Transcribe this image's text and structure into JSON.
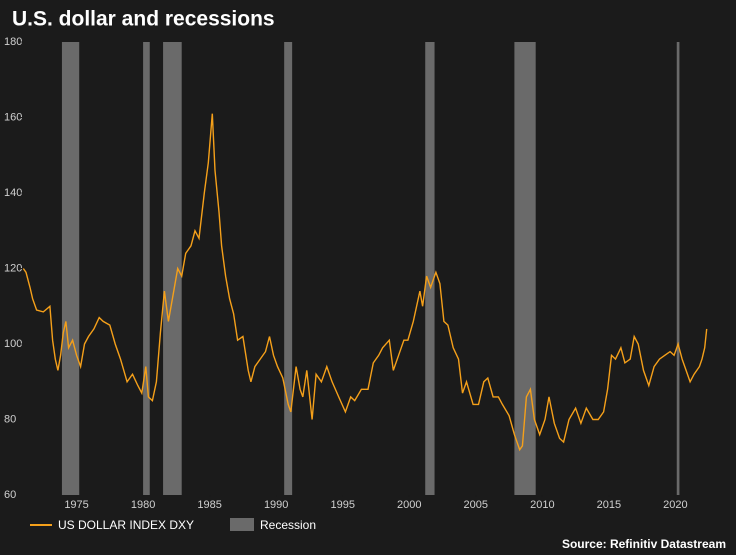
{
  "chart_data": {
    "type": "line",
    "title": "U.S. dollar and recessions",
    "source": "Source: Refinitiv Datastream",
    "x": [
      1971.0,
      1971.2,
      1971.5,
      1971.7,
      1972.0,
      1972.5,
      1973.0,
      1973.2,
      1973.4,
      1973.6,
      1973.8,
      1974.0,
      1974.2,
      1974.4,
      1974.7,
      1975.0,
      1975.3,
      1975.6,
      1975.9,
      1976.3,
      1976.7,
      1977.0,
      1977.5,
      1977.9,
      1978.3,
      1978.8,
      1979.2,
      1979.6,
      1979.9,
      1980.2,
      1980.4,
      1980.7,
      1981.0,
      1981.3,
      1981.6,
      1981.9,
      1982.2,
      1982.6,
      1982.9,
      1983.2,
      1983.6,
      1983.9,
      1984.2,
      1984.6,
      1984.9,
      1985.2,
      1985.4,
      1985.7,
      1985.9,
      1986.2,
      1986.5,
      1986.8,
      1987.1,
      1987.5,
      1987.9,
      1988.1,
      1988.4,
      1988.8,
      1989.2,
      1989.5,
      1989.8,
      1990.1,
      1990.5,
      1990.9,
      1991.1,
      1991.5,
      1991.8,
      1992.0,
      1992.3,
      1992.7,
      1993.0,
      1993.4,
      1993.8,
      1994.2,
      1994.7,
      1995.2,
      1995.6,
      1995.9,
      1996.4,
      1996.9,
      1997.3,
      1997.7,
      1998.0,
      1998.5,
      1998.8,
      1999.2,
      1999.6,
      1999.9,
      2000.3,
      2000.8,
      2001.0,
      2001.3,
      2001.6,
      2002.0,
      2002.3,
      2002.6,
      2002.9,
      2003.3,
      2003.7,
      2004.0,
      2004.3,
      2004.8,
      2005.2,
      2005.6,
      2005.9,
      2006.3,
      2006.7,
      2007.0,
      2007.5,
      2007.9,
      2008.3,
      2008.5,
      2008.8,
      2009.1,
      2009.4,
      2009.8,
      2010.2,
      2010.5,
      2010.9,
      2011.3,
      2011.6,
      2012.0,
      2012.5,
      2012.9,
      2013.3,
      2013.8,
      2014.2,
      2014.6,
      2014.9,
      2015.2,
      2015.5,
      2015.9,
      2016.2,
      2016.6,
      2016.9,
      2017.2,
      2017.6,
      2018.0,
      2018.4,
      2018.8,
      2019.2,
      2019.6,
      2019.9,
      2020.2,
      2020.5,
      2020.8,
      2021.1,
      2021.4,
      2021.8,
      2022.0,
      2022.2,
      2022.35
    ],
    "series": [
      {
        "name": "US DOLLAR INDEX DXY",
        "color": "#f5a01a",
        "values": [
          120,
          119,
          115,
          112,
          109,
          108.5,
          110,
          101,
          96,
          93,
          97,
          103,
          106,
          99,
          101,
          97,
          94,
          100,
          102,
          104,
          107,
          106,
          105,
          100,
          96,
          90,
          92,
          89,
          87,
          94,
          86,
          85,
          90,
          103,
          114,
          106,
          112,
          120,
          118,
          124,
          126,
          130,
          128,
          140,
          148,
          161,
          146,
          135,
          126,
          118,
          112,
          108,
          101,
          102,
          93,
          90,
          94,
          96,
          98,
          102,
          97,
          94,
          91,
          84,
          82,
          94,
          88,
          86,
          93,
          80,
          92,
          90,
          94,
          90,
          86,
          82,
          86,
          85,
          88,
          88,
          95,
          97,
          99,
          101,
          93,
          97,
          101,
          101,
          106,
          114,
          110,
          118,
          115,
          119,
          116,
          106,
          105,
          99,
          96,
          87,
          90,
          84,
          84,
          90,
          91,
          86,
          86,
          84,
          81,
          76,
          72,
          73,
          86,
          88,
          80,
          76,
          80,
          86,
          79,
          75,
          74,
          80,
          83,
          79,
          83,
          80,
          80,
          82,
          88,
          97,
          96,
          99,
          95,
          96,
          102,
          100,
          93,
          89,
          94,
          96,
          97,
          98,
          97,
          100,
          96,
          93,
          90,
          92,
          94,
          96,
          99,
          104
        ]
      }
    ],
    "recessions": {
      "name": "Recession",
      "color": "#6a6a6a",
      "ranges": [
        [
          1973.9,
          1975.2
        ],
        [
          1980.0,
          1980.5
        ],
        [
          1981.5,
          1982.9
        ],
        [
          1990.6,
          1991.2
        ],
        [
          2001.2,
          2001.9
        ],
        [
          2007.9,
          2009.5
        ],
        [
          2020.1,
          2020.3
        ]
      ]
    },
    "xlim": [
      1970.9,
      2023.5
    ],
    "xticks": [
      1975,
      1980,
      1985,
      1990,
      1995,
      2000,
      2005,
      2010,
      2015,
      2020
    ],
    "ylim": [
      60,
      180
    ],
    "yticks": [
      60,
      80,
      100,
      120,
      140,
      160,
      180
    ]
  }
}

Challenge
Within the listing above, find every line containing the string "name" and return it.

Written solution
        "name": "US DOLLAR INDEX DXY",
      "name": "Recession",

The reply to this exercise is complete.